Write out the material below again, unchanged.

**Collection entries**:
==========

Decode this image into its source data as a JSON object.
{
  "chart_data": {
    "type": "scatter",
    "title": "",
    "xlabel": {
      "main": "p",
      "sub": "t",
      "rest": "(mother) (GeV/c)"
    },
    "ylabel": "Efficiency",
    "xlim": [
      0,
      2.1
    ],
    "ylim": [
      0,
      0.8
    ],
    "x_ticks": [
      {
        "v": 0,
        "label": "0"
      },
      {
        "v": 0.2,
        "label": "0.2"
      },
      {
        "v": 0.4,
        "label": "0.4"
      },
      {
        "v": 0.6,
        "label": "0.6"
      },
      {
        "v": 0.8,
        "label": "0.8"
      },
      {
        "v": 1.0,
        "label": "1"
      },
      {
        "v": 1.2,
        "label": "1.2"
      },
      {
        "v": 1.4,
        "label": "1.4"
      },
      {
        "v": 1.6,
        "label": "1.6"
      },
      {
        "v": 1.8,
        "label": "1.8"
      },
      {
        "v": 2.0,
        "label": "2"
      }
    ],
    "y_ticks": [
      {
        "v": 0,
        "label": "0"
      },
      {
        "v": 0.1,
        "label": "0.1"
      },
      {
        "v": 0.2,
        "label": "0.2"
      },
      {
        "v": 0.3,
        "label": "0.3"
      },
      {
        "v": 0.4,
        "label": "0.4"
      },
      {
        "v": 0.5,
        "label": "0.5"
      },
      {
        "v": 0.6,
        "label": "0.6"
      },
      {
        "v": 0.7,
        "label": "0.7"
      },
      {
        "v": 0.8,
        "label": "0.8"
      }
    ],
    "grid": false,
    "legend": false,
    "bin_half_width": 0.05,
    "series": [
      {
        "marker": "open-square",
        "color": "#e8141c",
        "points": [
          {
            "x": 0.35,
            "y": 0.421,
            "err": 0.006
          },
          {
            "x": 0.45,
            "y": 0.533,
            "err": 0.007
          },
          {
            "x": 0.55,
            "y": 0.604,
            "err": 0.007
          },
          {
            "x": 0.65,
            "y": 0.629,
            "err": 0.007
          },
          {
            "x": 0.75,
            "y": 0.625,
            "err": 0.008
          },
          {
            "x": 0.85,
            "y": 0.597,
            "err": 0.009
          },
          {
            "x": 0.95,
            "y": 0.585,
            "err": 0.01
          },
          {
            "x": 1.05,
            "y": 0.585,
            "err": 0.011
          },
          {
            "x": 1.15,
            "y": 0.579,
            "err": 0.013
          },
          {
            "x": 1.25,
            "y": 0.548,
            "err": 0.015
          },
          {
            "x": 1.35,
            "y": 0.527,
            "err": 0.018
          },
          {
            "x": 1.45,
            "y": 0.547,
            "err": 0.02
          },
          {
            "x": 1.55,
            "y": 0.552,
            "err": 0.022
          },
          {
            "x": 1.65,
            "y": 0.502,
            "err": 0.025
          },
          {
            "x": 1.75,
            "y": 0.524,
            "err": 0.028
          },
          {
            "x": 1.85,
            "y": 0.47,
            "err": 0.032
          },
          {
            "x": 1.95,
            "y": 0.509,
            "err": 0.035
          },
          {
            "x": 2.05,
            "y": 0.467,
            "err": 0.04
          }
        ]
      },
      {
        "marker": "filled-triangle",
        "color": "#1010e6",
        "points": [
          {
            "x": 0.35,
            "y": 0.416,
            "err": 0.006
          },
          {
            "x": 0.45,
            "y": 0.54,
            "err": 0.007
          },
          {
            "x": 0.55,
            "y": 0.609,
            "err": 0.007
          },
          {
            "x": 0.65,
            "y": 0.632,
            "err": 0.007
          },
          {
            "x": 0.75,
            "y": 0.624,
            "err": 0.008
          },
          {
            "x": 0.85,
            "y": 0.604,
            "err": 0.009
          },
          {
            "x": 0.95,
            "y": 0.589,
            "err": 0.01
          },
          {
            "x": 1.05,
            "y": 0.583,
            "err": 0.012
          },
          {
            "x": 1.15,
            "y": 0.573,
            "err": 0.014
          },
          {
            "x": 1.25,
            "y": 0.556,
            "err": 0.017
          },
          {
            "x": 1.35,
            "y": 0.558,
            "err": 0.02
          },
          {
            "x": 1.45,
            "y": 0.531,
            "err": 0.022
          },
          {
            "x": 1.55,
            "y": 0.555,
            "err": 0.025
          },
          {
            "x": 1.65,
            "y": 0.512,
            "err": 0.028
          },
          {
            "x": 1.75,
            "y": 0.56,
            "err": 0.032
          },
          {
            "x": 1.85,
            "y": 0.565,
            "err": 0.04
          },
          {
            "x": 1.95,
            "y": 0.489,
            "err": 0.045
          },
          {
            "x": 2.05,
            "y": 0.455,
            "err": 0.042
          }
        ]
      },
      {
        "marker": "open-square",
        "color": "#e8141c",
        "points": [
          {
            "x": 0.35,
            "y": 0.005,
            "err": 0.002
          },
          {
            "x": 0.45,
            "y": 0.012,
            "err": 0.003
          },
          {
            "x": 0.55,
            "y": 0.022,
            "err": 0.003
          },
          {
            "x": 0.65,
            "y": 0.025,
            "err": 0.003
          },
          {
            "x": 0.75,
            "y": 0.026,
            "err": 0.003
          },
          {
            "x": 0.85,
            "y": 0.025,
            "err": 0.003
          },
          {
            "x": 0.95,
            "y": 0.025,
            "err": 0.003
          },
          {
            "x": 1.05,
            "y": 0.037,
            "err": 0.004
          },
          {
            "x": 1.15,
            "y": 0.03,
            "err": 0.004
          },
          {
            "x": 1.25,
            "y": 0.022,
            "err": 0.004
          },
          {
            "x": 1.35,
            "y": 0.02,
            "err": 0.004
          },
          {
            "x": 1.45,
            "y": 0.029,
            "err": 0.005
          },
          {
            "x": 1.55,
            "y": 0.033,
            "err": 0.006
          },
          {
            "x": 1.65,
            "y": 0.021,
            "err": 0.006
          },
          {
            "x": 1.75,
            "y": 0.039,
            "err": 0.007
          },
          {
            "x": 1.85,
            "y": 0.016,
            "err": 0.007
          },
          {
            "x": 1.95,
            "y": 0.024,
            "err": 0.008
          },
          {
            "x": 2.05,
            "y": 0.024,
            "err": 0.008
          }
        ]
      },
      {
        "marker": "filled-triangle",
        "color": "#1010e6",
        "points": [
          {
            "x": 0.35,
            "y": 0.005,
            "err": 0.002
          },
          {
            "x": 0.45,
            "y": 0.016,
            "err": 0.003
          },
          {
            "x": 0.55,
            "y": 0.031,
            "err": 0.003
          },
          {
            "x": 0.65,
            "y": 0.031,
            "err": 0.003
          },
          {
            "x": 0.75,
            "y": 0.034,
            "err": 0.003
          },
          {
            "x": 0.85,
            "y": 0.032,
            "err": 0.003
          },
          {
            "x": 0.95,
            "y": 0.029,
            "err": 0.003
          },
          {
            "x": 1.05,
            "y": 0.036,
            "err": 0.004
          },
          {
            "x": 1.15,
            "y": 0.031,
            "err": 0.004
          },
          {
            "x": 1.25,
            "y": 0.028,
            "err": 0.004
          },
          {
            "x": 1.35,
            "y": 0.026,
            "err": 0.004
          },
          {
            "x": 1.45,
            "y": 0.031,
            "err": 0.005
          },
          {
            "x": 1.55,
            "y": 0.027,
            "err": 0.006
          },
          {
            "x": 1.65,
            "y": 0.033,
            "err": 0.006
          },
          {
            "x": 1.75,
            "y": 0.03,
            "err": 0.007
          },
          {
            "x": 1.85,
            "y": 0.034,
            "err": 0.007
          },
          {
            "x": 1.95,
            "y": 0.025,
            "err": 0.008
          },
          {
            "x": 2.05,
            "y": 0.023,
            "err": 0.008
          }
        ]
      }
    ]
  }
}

==========

**SOLUTION TO THIS PROBLEM**:
Decode this image into its source data as a JSON object.
{
  "chart_data": {
    "type": "scatter",
    "title": "",
    "xlabel": {
      "main": "p",
      "sub": "t",
      "rest": "(mother) (GeV/c)"
    },
    "ylabel": "Efficiency",
    "xlim": [
      0,
      2.1
    ],
    "ylim": [
      0,
      0.8
    ],
    "x_ticks": [
      {
        "v": 0,
        "label": "0"
      },
      {
        "v": 0.2,
        "label": "0.2"
      },
      {
        "v": 0.4,
        "label": "0.4"
      },
      {
        "v": 0.6,
        "label": "0.6"
      },
      {
        "v": 0.8,
        "label": "0.8"
      },
      {
        "v": 1.0,
        "label": "1"
      },
      {
        "v": 1.2,
        "label": "1.2"
      },
      {
        "v": 1.4,
        "label": "1.4"
      },
      {
        "v": 1.6,
        "label": "1.6"
      },
      {
        "v": 1.8,
        "label": "1.8"
      },
      {
        "v": 2.0,
        "label": "2"
      }
    ],
    "y_ticks": [
      {
        "v": 0,
        "label": "0"
      },
      {
        "v": 0.1,
        "label": "0.1"
      },
      {
        "v": 0.2,
        "label": "0.2"
      },
      {
        "v": 0.3,
        "label": "0.3"
      },
      {
        "v": 0.4,
        "label": "0.4"
      },
      {
        "v": 0.5,
        "label": "0.5"
      },
      {
        "v": 0.6,
        "label": "0.6"
      },
      {
        "v": 0.7,
        "label": "0.7"
      },
      {
        "v": 0.8,
        "label": "0.8"
      }
    ],
    "grid": false,
    "legend": false,
    "bin_half_width": 0.05,
    "series": [
      {
        "marker": "open-square",
        "color": "#e8141c",
        "points": [
          {
            "x": 0.35,
            "y": 0.421,
            "err": 0.006
          },
          {
            "x": 0.45,
            "y": 0.533,
            "err": 0.007
          },
          {
            "x": 0.55,
            "y": 0.604,
            "err": 0.007
          },
          {
            "x": 0.65,
            "y": 0.629,
            "err": 0.007
          },
          {
            "x": 0.75,
            "y": 0.625,
            "err": 0.008
          },
          {
            "x": 0.85,
            "y": 0.597,
            "err": 0.009
          },
          {
            "x": 0.95,
            "y": 0.585,
            "err": 0.01
          },
          {
            "x": 1.05,
            "y": 0.585,
            "err": 0.011
          },
          {
            "x": 1.15,
            "y": 0.579,
            "err": 0.013
          },
          {
            "x": 1.25,
            "y": 0.548,
            "err": 0.015
          },
          {
            "x": 1.35,
            "y": 0.527,
            "err": 0.018
          },
          {
            "x": 1.45,
            "y": 0.547,
            "err": 0.02
          },
          {
            "x": 1.55,
            "y": 0.552,
            "err": 0.022
          },
          {
            "x": 1.65,
            "y": 0.502,
            "err": 0.025
          },
          {
            "x": 1.75,
            "y": 0.524,
            "err": 0.028
          },
          {
            "x": 1.85,
            "y": 0.47,
            "err": 0.032
          },
          {
            "x": 1.95,
            "y": 0.509,
            "err": 0.035
          },
          {
            "x": 2.05,
            "y": 0.467,
            "err": 0.04
          }
        ]
      },
      {
        "marker": "filled-triangle",
        "color": "#1010e6",
        "points": [
          {
            "x": 0.35,
            "y": 0.416,
            "err": 0.006
          },
          {
            "x": 0.45,
            "y": 0.54,
            "err": 0.007
          },
          {
            "x": 0.55,
            "y": 0.609,
            "err": 0.007
          },
          {
            "x": 0.65,
            "y": 0.632,
            "err": 0.007
          },
          {
            "x": 0.75,
            "y": 0.624,
            "err": 0.008
          },
          {
            "x": 0.85,
            "y": 0.604,
            "err": 0.009
          },
          {
            "x": 0.95,
            "y": 0.589,
            "err": 0.01
          },
          {
            "x": 1.05,
            "y": 0.583,
            "err": 0.012
          },
          {
            "x": 1.15,
            "y": 0.573,
            "err": 0.014
          },
          {
            "x": 1.25,
            "y": 0.556,
            "err": 0.017
          },
          {
            "x": 1.35,
            "y": 0.558,
            "err": 0.02
          },
          {
            "x": 1.45,
            "y": 0.531,
            "err": 0.022
          },
          {
            "x": 1.55,
            "y": 0.555,
            "err": 0.025
          },
          {
            "x": 1.65,
            "y": 0.512,
            "err": 0.028
          },
          {
            "x": 1.75,
            "y": 0.56,
            "err": 0.032
          },
          {
            "x": 1.85,
            "y": 0.565,
            "err": 0.04
          },
          {
            "x": 1.95,
            "y": 0.489,
            "err": 0.045
          },
          {
            "x": 2.05,
            "y": 0.455,
            "err": 0.042
          }
        ]
      },
      {
        "marker": "open-square",
        "color": "#e8141c",
        "points": [
          {
            "x": 0.35,
            "y": 0.005,
            "err": 0.002
          },
          {
            "x": 0.45,
            "y": 0.012,
            "err": 0.003
          },
          {
            "x": 0.55,
            "y": 0.022,
            "err": 0.003
          },
          {
            "x": 0.65,
            "y": 0.025,
            "err": 0.003
          },
          {
            "x": 0.75,
            "y": 0.026,
            "err": 0.003
          },
          {
            "x": 0.85,
            "y": 0.025,
            "err": 0.003
          },
          {
            "x": 0.95,
            "y": 0.025,
            "err": 0.003
          },
          {
            "x": 1.05,
            "y": 0.037,
            "err": 0.004
          },
          {
            "x": 1.15,
            "y": 0.03,
            "err": 0.004
          },
          {
            "x": 1.25,
            "y": 0.022,
            "err": 0.004
          },
          {
            "x": 1.35,
            "y": 0.02,
            "err": 0.004
          },
          {
            "x": 1.45,
            "y": 0.029,
            "err": 0.005
          },
          {
            "x": 1.55,
            "y": 0.033,
            "err": 0.006
          },
          {
            "x": 1.65,
            "y": 0.021,
            "err": 0.006
          },
          {
            "x": 1.75,
            "y": 0.039,
            "err": 0.007
          },
          {
            "x": 1.85,
            "y": 0.016,
            "err": 0.007
          },
          {
            "x": 1.95,
            "y": 0.024,
            "err": 0.008
          },
          {
            "x": 2.05,
            "y": 0.024,
            "err": 0.008
          }
        ]
      },
      {
        "marker": "filled-triangle",
        "color": "#1010e6",
        "points": [
          {
            "x": 0.35,
            "y": 0.005,
            "err": 0.002
          },
          {
            "x": 0.45,
            "y": 0.016,
            "err": 0.003
          },
          {
            "x": 0.55,
            "y": 0.031,
            "err": 0.003
          },
          {
            "x": 0.65,
            "y": 0.031,
            "err": 0.003
          },
          {
            "x": 0.75,
            "y": 0.034,
            "err": 0.003
          },
          {
            "x": 0.85,
            "y": 0.032,
            "err": 0.003
          },
          {
            "x": 0.95,
            "y": 0.029,
            "err": 0.003
          },
          {
            "x": 1.05,
            "y": 0.036,
            "err": 0.004
          },
          {
            "x": 1.15,
            "y": 0.031,
            "err": 0.004
          },
          {
            "x": 1.25,
            "y": 0.028,
            "err": 0.004
          },
          {
            "x": 1.35,
            "y": 0.026,
            "err": 0.004
          },
          {
            "x": 1.45,
            "y": 0.031,
            "err": 0.005
          },
          {
            "x": 1.55,
            "y": 0.027,
            "err": 0.006
          },
          {
            "x": 1.65,
            "y": 0.033,
            "err": 0.006
          },
          {
            "x": 1.75,
            "y": 0.03,
            "err": 0.007
          },
          {
            "x": 1.85,
            "y": 0.034,
            "err": 0.007
          },
          {
            "x": 1.95,
            "y": 0.025,
            "err": 0.008
          },
          {
            "x": 2.05,
            "y": 0.023,
            "err": 0.008
          }
        ]
      }
    ]
  }
}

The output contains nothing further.